**Work to do:**
Transcribe all records exactly.

[start]

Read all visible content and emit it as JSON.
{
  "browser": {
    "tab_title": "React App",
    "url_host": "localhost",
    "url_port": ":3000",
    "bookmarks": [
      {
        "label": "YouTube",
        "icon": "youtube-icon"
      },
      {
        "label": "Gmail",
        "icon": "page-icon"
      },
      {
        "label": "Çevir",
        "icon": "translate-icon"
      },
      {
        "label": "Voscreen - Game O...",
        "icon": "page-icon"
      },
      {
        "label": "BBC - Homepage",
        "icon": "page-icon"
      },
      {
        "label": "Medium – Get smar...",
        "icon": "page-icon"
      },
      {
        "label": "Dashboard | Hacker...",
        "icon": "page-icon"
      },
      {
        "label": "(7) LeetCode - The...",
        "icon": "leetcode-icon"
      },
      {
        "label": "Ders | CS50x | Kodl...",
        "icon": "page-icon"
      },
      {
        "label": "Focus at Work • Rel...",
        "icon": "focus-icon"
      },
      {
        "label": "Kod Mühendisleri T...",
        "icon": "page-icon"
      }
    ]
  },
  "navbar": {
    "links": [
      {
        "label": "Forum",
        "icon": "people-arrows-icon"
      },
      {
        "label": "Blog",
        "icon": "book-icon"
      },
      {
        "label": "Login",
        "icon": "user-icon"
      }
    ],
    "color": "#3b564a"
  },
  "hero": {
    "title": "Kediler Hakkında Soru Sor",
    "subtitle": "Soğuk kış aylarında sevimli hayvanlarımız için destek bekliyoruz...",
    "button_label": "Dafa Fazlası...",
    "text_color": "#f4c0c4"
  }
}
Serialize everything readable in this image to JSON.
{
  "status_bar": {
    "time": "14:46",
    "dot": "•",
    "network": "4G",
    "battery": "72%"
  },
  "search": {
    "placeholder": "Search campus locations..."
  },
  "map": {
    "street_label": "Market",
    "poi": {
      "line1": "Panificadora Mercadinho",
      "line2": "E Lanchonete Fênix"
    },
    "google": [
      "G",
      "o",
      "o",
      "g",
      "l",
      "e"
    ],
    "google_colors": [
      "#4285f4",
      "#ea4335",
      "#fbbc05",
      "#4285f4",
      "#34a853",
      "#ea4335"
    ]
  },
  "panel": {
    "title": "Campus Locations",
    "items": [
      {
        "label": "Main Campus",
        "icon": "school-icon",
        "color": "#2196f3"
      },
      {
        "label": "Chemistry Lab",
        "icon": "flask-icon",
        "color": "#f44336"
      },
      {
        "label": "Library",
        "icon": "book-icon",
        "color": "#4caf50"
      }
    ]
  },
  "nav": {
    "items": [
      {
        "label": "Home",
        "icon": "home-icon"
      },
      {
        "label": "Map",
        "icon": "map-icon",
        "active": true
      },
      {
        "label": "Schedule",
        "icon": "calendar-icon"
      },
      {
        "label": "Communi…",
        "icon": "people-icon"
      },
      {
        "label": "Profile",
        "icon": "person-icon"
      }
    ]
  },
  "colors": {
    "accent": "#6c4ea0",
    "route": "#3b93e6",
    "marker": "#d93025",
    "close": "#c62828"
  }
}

[end]

**Task answer:**
Read all visible content and emit it as JSON.
{
  "browser": {
    "tab_title": "React App",
    "url_host": "localhost",
    "url_port": ":3000",
    "bookmarks": [
      {
        "label": "YouTube",
        "icon": "youtube-icon"
      },
      {
        "label": "Gmail",
        "icon": "page-icon"
      },
      {
        "label": "Çevir",
        "icon": "translate-icon"
      },
      {
        "label": "Voscreen - Game O...",
        "icon": "page-icon"
      },
      {
        "label": "BBC - Homepage",
        "icon": "page-icon"
      },
      {
        "label": "Medium – Get smar...",
        "icon": "page-icon"
      },
      {
        "label": "Dashboard | Hacker...",
        "icon": "page-icon"
      },
      {
        "label": "(7) LeetCode - The...",
        "icon": "leetcode-icon"
      },
      {
        "label": "Ders | CS50x | Kodl...",
        "icon": "page-icon"
      },
      {
        "label": "Focus at Work • Rel...",
        "icon": "focus-icon"
      },
      {
        "label": "Kod Mühendisleri T...",
        "icon": "page-icon"
      }
    ]
  },
  "navbar": {
    "links": [
      {
        "label": "Forum",
        "icon": "people-arrows-icon"
      },
      {
        "label": "Blog",
        "icon": "book-icon"
      },
      {
        "label": "Login",
        "icon": "user-icon"
      }
    ],
    "color": "#3b564a"
  },
  "hero": {
    "title": "Kediler Hakkında Soru Sor",
    "subtitle": "Soğuk kış aylarında sevimli hayvanlarımız için destek bekliyoruz...",
    "button_label": "Dafa Fazlası...",
    "text_color": "#f4c0c4"
  }
}
Serialize everything readable in this image to JSON.
{
  "status_bar": {
    "time": "14:46",
    "dot": "•",
    "network": "4G",
    "battery": "72%"
  },
  "search": {
    "placeholder": "Search campus locations..."
  },
  "map": {
    "street_label": "Market",
    "poi": {
      "line1": "Panificadora Mercadinho",
      "line2": "E Lanchonete Fênix"
    },
    "google": [
      "G",
      "o",
      "o",
      "g",
      "l",
      "e"
    ],
    "google_colors": [
      "#4285f4",
      "#ea4335",
      "#fbbc05",
      "#4285f4",
      "#34a853",
      "#ea4335"
    ]
  },
  "panel": {
    "title": "Campus Locations",
    "items": [
      {
        "label": "Main Campus",
        "icon": "school-icon",
        "color": "#2196f3"
      },
      {
        "label": "Chemistry Lab",
        "icon": "flask-icon",
        "color": "#f44336"
      },
      {
        "label": "Library",
        "icon": "book-icon",
        "color": "#4caf50"
      }
    ]
  },
  "nav": {
    "items": [
      {
        "label": "Home",
        "icon": "home-icon"
      },
      {
        "label": "Map",
        "icon": "map-icon",
        "active": true
      },
      {
        "label": "Schedule",
        "icon": "calendar-icon"
      },
      {
        "label": "Communi…",
        "icon": "people-icon"
      },
      {
        "label": "Profile",
        "icon": "person-icon"
      }
    ]
  },
  "colors": {
    "accent": "#6c4ea0",
    "route": "#3b93e6",
    "marker": "#d93025",
    "close": "#c62828"
  }
}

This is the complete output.